[What is expected] Write out the lines in the records below, starting with the line that contains "table-cell[interactable]: 0,0 [1121, 819, 1228, 887]" and going on through the line that contains "import-project-button[interactable]: Import depuis", copying each one without any change.

## BEGIN Data section

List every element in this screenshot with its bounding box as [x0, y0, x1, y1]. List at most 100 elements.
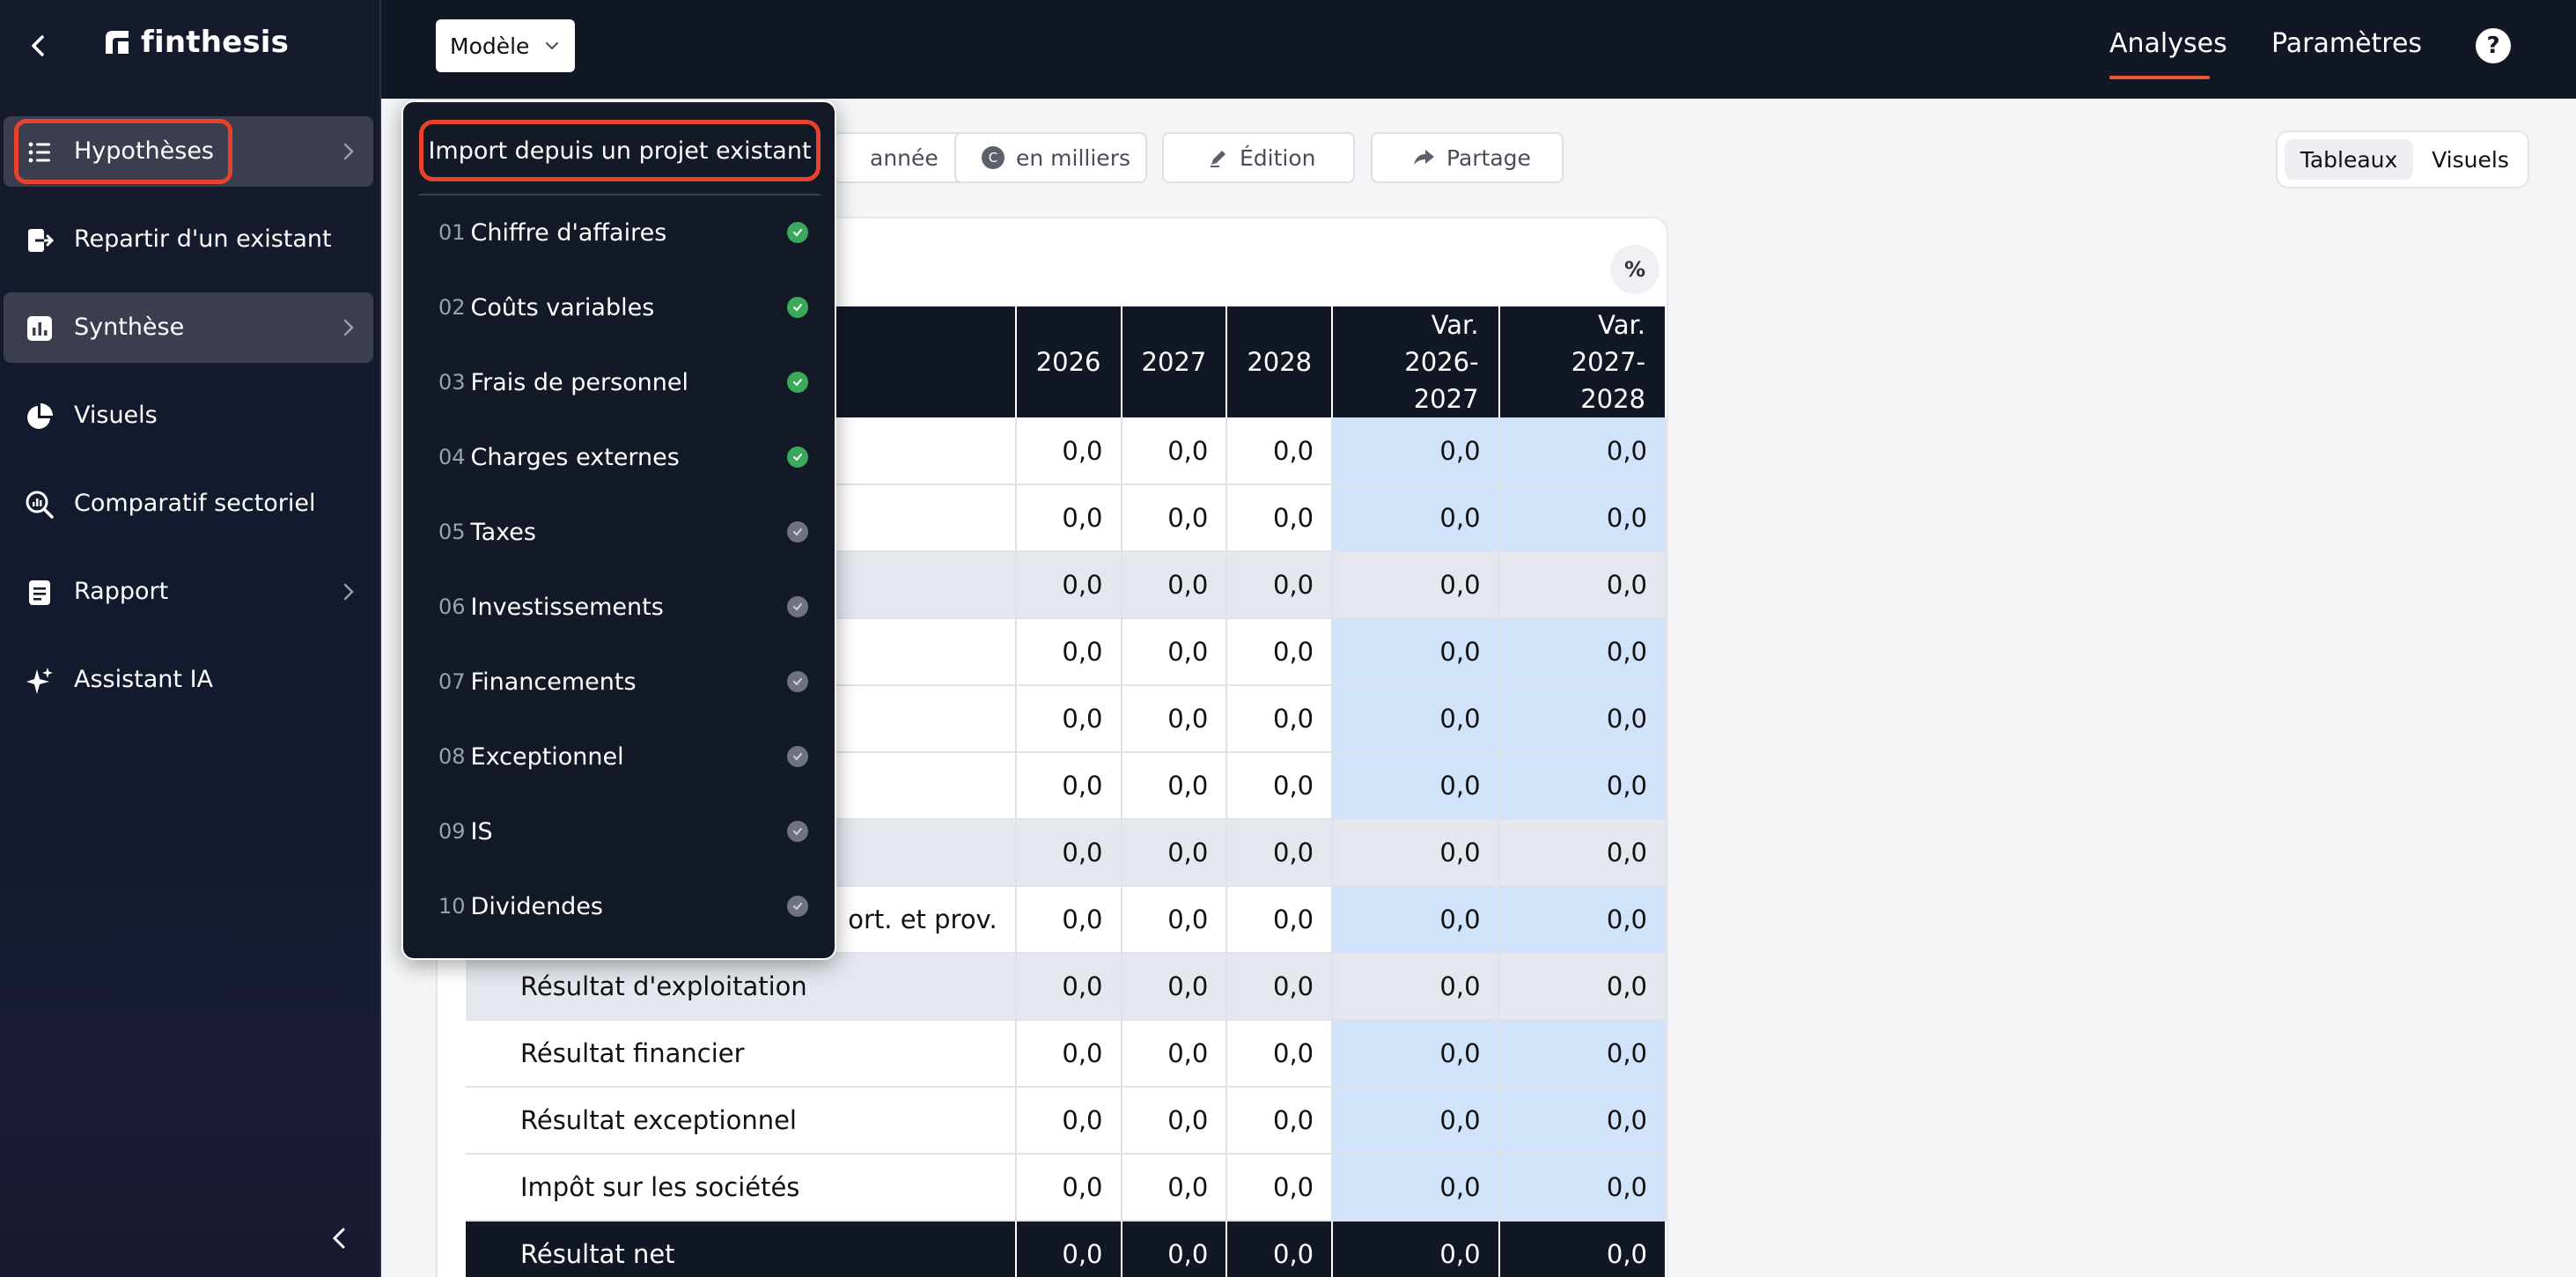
table-cell[interactable]: 0,0 [1121, 819, 1228, 887]
table-cell[interactable]: 0,0 [1498, 953, 1667, 1021]
sidebar-item-synthese[interactable]: Synthèse [4, 292, 373, 363]
table-cell[interactable]: 0,0 [1498, 551, 1667, 619]
table-cell[interactable]: 0,0 [1332, 1221, 1500, 1277]
table-cell[interactable]: 0,0 [1121, 953, 1228, 1021]
tab-tableaux[interactable]: Tableaux [2285, 139, 2413, 180]
help-icon[interactable]: ? [2476, 28, 2511, 63]
table-cell[interactable]: 0,0 [1498, 1154, 1667, 1222]
table-cell[interactable]: 0,0 [1226, 953, 1334, 1021]
table-cell[interactable]: 0,0 [1121, 1221, 1228, 1277]
sidebar-item-assistant[interactable]: Assistant IA [4, 645, 373, 715]
table-cell[interactable]: 0,0 [1332, 551, 1500, 619]
dropdown-item[interactable]: 09 IS [438, 807, 808, 856]
table-cell[interactable]: 0,0 [1332, 819, 1500, 887]
table-cell[interactable]: 0,0 [1332, 1087, 1500, 1155]
import-project-button[interactable]: Import depuis un projet existant [419, 120, 821, 181]
model-dropdown-button[interactable]: Modèle [436, 19, 575, 72]
table-cell[interactable]: 0,0 [1015, 1020, 1122, 1088]
dropdown-item[interactable]: 05 Taxes [438, 507, 808, 557]
table-cell[interactable]: 0,0 [1015, 685, 1122, 753]
table-cell[interactable]: 0,0 [1015, 417, 1122, 485]
sidebar-item-comparatif[interactable]: Comparatif sectoriel [4, 469, 373, 539]
table-cell[interactable]: 0,0 [1498, 685, 1667, 753]
tab-visuels[interactable]: Visuels [2418, 139, 2522, 180]
table-cell[interactable]: 0,0 [1015, 886, 1122, 954]
table-cell[interactable]: 0,0 [1015, 1087, 1122, 1155]
table-cell[interactable]: 0,0 [1121, 1020, 1228, 1088]
table-cell[interactable]: 0,0 [1121, 1154, 1228, 1222]
table-cell[interactable]: 0,0 [1015, 1221, 1122, 1277]
nav-parametres[interactable]: Paramètres [2271, 28, 2422, 59]
table-row: Résultat financier 0,0 0,0 0,0 0,0 0,0 [466, 1020, 1667, 1088]
table-cell[interactable]: 0,0 [1226, 618, 1334, 686]
sidebar-item-repartir[interactable]: Repartir d'un existant [4, 204, 373, 275]
dropdown-item[interactable]: 03 Frais de personnel [438, 358, 808, 407]
item-number: 01 [438, 220, 466, 245]
percent-toggle-button[interactable]: % [1610, 245, 1660, 294]
dropdown-item[interactable]: 01 Chiffre d'affaires [438, 208, 808, 257]
dropdown-item[interactable]: 08 Exceptionnel [438, 732, 808, 781]
table-cell[interactable]: 0,0 [1332, 484, 1500, 552]
table-cell[interactable]: 0,0 [1121, 886, 1228, 954]
dropdown-item[interactable]: 04 Charges externes [438, 432, 808, 482]
table-cell[interactable]: 0,0 [1332, 1154, 1500, 1222]
table-cell[interactable]: 0,0 [1498, 484, 1667, 552]
dropdown-item[interactable]: 06 Investissements [438, 582, 808, 631]
table-cell[interactable]: 0,0 [1121, 417, 1228, 485]
table-cell[interactable]: 0,0 [1015, 551, 1122, 619]
dropdown-item[interactable]: 02 Coûts variables [438, 283, 808, 332]
table-cell[interactable]: 0,0 [1121, 618, 1228, 686]
table-cell[interactable]: 0,0 [1332, 752, 1500, 820]
table-cell[interactable]: 0,0 [1332, 886, 1500, 954]
table-cell[interactable]: 0,0 [1015, 953, 1122, 1021]
check-circle-icon [787, 447, 808, 468]
table-cell[interactable]: 0,0 [1226, 1221, 1334, 1277]
table-cell[interactable]: 0,0 [1226, 551, 1334, 619]
table-cell[interactable]: 0,0 [1498, 819, 1667, 887]
unit-chip[interactable]: C en milliers [954, 132, 1147, 183]
share-chip[interactable]: Partage [1371, 132, 1564, 183]
table-cell[interactable]: 0,0 [1332, 417, 1500, 485]
table-cell[interactable]: 0,0 [1121, 752, 1228, 820]
back-arrow-icon[interactable] [19, 26, 58, 65]
table-cell[interactable]: 0,0 [1121, 551, 1228, 619]
table-cell[interactable]: 0,0 [1332, 1020, 1500, 1088]
table-cell[interactable]: 0,0 [1226, 752, 1334, 820]
table-cell[interactable]: 0,0 [1015, 1154, 1122, 1222]
table-cell[interactable]: 0,0 [1498, 1087, 1667, 1155]
table-cell[interactable]: 0,0 [1498, 618, 1667, 686]
table-cell[interactable]: 0,0 [1498, 1020, 1667, 1088]
table-cell[interactable]: 0,0 [1226, 819, 1334, 887]
table-cell[interactable]: 0,0 [1332, 685, 1500, 753]
sidebar-item-rapport[interactable]: Rapport [4, 557, 373, 627]
nav-analyses[interactable]: Analyses [2109, 28, 2227, 59]
table-cell[interactable]: 0,0 [1226, 1154, 1334, 1222]
table-cell[interactable]: 0,0 [1498, 752, 1667, 820]
table-cell[interactable]: 0,0 [1226, 886, 1334, 954]
table-cell[interactable]: 0,0 [1498, 886, 1667, 954]
collapse-sidebar-icon[interactable] [326, 1222, 352, 1254]
table-cell[interactable]: 0,0 [1498, 417, 1667, 485]
table-cell[interactable]: 0,0 [1498, 1221, 1667, 1277]
table-cell[interactable]: 0,0 [1121, 1087, 1228, 1155]
edit-chip[interactable]: Édition [1162, 132, 1355, 183]
table-cell[interactable]: 0,0 [1226, 484, 1334, 552]
table-cell[interactable]: 0,0 [1226, 1020, 1334, 1088]
dropdown-item[interactable]: 07 Financements [438, 657, 808, 706]
table-cell[interactable]: 0,0 [1332, 618, 1500, 686]
table-cell[interactable]: 0,0 [1226, 685, 1334, 753]
table-cell[interactable]: 0,0 [1015, 752, 1122, 820]
brand-logo[interactable]: finthesis [104, 25, 289, 60]
table-cell[interactable]: 0,0 [1015, 484, 1122, 552]
item-number: 02 [438, 295, 466, 320]
table-cell[interactable]: 0,0 [1121, 685, 1228, 753]
table-cell[interactable]: 0,0 [1332, 953, 1500, 1021]
table-cell[interactable]: 0,0 [1015, 819, 1122, 887]
dropdown-item[interactable]: 10 Dividendes [438, 882, 808, 931]
table-cell[interactable]: 0,0 [1015, 618, 1122, 686]
table-cell[interactable]: 0,0 [1226, 417, 1334, 485]
year-chip[interactable]: année [833, 132, 972, 183]
table-cell[interactable]: 0,0 [1121, 484, 1228, 552]
sidebar-item-visuels[interactable]: Visuels [4, 380, 373, 451]
table-cell[interactable]: 0,0 [1226, 1087, 1334, 1155]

## END Data section

[The reply]
table-cell[interactable]: 0,0 [1121, 819, 1228, 887]
table-cell[interactable]: 0,0 [1498, 953, 1667, 1021]
sidebar-item-synthese[interactable]: Synthèse [4, 292, 373, 363]
table-cell[interactable]: 0,0 [1498, 551, 1667, 619]
table-cell[interactable]: 0,0 [1332, 1221, 1500, 1277]
table-cell[interactable]: 0,0 [1121, 953, 1228, 1021]
tab-tableaux[interactable]: Tableaux [2285, 139, 2413, 180]
help-icon[interactable]: ? [2476, 28, 2511, 63]
table-cell[interactable]: 0,0 [1498, 1154, 1667, 1222]
table-cell[interactable]: 0,0 [1226, 953, 1334, 1021]
table-cell[interactable]: 0,0 [1121, 1221, 1228, 1277]
sidebar-item-assistant[interactable]: Assistant IA [4, 645, 373, 715]
table-cell[interactable]: 0,0 [1332, 551, 1500, 619]
dropdown-item[interactable]: 09 IS [438, 807, 808, 856]
table-cell[interactable]: 0,0 [1332, 819, 1500, 887]
table-cell[interactable]: 0,0 [1332, 1087, 1500, 1155]
import-project-button[interactable]: Import depuis un projet existant [419, 120, 821, 181]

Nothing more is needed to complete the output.